8. Performance and Annual Incentive Awards.

(a) Performance Conditions. The right of a Participant to exercise or receive a grant or settlement of any Award, and the timing thereof, may be subject to such performance conditions as may be specified by the Committee or the Board. The Committee or the Board may use such business criteria and other measures of performance as it may deem appropriate in establishing any performance conditions, and may exercise its discretion to reduce the amounts payable under any Award subject to performance conditions, except as limited under Sections 8(b) and 8(c) hereof in the case of a Performance Award or Annual Incentive Award intended to qualify under Code Section 162(m). If and to the extent required under Code Section 162(m), any power or authority relating to a Performance Award or Annual Incentive Award intended to qualify under Code Section 162(m), shall be exercised by the Committee and not the Board.

--------------------------------

Name every type of award mentioned in the document section on performance conditions. Answer using only this document section, with no outside sources.

### PROVIDED MATERIAL
--------------------------------

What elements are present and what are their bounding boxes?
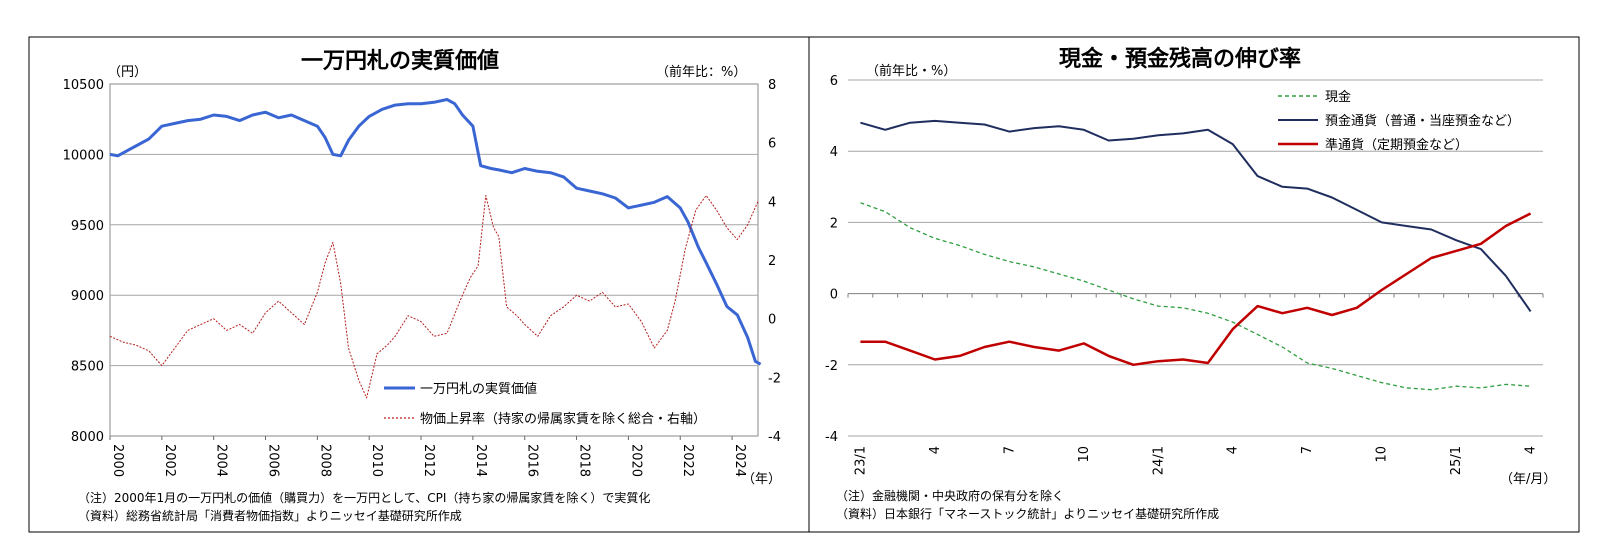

--------------------------------

### OUTPUT OF THE EXERCISE
- Award
- Performance Award
- Annual Incentive Award